━━━ Data excerpts ━━━

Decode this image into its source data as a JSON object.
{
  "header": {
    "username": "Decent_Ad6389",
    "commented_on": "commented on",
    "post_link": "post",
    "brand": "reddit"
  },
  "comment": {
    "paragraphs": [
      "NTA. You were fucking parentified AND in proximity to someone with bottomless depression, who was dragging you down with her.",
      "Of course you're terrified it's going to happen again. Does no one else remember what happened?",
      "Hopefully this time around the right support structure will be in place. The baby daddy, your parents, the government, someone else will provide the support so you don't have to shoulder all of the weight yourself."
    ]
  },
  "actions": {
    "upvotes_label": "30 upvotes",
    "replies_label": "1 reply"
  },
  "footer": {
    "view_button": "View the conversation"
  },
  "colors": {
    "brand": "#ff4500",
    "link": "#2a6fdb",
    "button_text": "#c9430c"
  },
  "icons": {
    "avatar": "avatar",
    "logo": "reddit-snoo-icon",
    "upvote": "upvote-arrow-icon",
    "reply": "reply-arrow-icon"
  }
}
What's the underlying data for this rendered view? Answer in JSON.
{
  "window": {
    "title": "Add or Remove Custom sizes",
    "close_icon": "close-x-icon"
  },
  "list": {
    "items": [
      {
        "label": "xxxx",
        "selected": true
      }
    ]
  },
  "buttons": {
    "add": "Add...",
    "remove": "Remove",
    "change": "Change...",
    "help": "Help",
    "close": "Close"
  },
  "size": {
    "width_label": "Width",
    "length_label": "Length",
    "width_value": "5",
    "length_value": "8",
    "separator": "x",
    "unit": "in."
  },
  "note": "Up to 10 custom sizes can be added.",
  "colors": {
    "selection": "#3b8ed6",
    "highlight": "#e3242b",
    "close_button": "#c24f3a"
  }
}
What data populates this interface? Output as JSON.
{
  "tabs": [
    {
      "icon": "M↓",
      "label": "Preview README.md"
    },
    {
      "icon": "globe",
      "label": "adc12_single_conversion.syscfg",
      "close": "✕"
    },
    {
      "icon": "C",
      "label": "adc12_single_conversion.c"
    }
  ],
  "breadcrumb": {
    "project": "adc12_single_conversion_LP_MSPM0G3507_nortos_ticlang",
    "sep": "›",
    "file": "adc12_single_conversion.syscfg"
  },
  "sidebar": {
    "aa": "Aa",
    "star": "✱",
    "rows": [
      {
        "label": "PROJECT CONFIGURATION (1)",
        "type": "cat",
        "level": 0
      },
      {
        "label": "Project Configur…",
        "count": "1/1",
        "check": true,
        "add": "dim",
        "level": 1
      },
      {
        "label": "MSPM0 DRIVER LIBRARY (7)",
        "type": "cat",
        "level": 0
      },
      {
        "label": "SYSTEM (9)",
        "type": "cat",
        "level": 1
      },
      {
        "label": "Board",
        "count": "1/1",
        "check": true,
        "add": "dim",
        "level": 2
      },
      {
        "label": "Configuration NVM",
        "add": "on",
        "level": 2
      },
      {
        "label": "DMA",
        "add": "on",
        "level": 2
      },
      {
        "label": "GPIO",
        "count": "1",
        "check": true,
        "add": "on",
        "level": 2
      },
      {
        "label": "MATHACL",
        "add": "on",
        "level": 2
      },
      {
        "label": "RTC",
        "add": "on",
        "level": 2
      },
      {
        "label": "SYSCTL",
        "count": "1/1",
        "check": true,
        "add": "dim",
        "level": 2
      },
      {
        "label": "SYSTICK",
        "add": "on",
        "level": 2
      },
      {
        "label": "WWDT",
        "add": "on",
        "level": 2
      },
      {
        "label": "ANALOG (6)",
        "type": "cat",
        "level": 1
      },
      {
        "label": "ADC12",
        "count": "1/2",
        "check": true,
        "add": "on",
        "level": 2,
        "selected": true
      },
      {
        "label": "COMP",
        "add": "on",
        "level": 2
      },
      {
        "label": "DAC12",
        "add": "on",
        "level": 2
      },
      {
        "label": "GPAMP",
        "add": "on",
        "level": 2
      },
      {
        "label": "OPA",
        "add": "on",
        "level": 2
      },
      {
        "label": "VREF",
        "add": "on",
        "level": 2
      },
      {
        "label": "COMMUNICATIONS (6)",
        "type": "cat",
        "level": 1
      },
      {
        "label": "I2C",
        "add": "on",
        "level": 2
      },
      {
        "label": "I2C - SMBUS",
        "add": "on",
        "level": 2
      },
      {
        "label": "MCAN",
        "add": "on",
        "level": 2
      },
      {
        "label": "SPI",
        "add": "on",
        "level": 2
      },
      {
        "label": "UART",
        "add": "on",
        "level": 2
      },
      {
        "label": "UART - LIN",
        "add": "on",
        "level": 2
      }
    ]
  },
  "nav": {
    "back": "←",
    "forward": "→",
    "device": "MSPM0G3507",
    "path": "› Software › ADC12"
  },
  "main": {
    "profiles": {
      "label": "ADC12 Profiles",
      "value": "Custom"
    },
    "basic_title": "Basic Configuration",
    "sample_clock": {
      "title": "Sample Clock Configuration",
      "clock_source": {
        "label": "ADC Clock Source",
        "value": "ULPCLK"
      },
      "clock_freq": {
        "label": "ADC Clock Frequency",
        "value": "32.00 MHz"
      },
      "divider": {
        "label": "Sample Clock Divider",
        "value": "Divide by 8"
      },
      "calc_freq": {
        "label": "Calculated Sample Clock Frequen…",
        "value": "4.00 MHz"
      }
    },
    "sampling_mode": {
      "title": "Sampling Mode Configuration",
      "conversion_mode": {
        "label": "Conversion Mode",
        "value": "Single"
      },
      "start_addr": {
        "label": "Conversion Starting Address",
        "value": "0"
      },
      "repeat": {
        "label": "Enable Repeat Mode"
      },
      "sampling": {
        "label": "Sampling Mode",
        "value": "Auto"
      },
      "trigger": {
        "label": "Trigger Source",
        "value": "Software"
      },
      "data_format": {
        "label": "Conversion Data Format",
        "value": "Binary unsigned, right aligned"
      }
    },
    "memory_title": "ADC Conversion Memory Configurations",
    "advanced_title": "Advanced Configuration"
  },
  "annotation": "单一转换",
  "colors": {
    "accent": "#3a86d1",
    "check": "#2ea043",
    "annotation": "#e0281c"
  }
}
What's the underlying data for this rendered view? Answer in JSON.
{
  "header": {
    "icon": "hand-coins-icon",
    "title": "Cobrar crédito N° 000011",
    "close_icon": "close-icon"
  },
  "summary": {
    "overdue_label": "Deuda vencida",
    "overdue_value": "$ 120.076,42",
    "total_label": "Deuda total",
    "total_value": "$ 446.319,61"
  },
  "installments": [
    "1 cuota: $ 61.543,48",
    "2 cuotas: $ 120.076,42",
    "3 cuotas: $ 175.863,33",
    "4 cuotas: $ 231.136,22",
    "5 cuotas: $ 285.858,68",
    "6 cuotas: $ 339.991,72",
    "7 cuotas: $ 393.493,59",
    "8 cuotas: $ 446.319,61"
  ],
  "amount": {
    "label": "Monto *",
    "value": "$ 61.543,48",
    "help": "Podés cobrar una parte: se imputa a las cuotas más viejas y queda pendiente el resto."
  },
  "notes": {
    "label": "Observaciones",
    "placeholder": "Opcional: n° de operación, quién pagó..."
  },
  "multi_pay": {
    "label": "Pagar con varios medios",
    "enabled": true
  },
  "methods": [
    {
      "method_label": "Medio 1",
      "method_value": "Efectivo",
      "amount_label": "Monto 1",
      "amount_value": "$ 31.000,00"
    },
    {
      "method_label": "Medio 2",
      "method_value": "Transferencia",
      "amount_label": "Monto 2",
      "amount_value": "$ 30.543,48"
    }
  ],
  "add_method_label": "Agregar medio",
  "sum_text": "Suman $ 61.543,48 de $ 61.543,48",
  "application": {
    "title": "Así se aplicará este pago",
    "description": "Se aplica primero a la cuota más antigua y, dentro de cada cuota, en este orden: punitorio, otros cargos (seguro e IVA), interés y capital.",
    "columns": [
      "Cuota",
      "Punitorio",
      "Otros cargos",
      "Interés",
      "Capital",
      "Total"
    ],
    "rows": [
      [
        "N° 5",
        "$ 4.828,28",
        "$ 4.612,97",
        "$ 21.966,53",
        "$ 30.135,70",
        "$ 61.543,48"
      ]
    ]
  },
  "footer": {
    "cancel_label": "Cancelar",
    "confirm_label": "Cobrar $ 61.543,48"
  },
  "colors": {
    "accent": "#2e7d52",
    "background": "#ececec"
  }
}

━━━

### What needs to be done
Select all lines in the listing above where the word "Deuda" appears, and show them.

### Answer below
    "overdue_label": "Deuda vencida",
    "total_label": "Deuda total",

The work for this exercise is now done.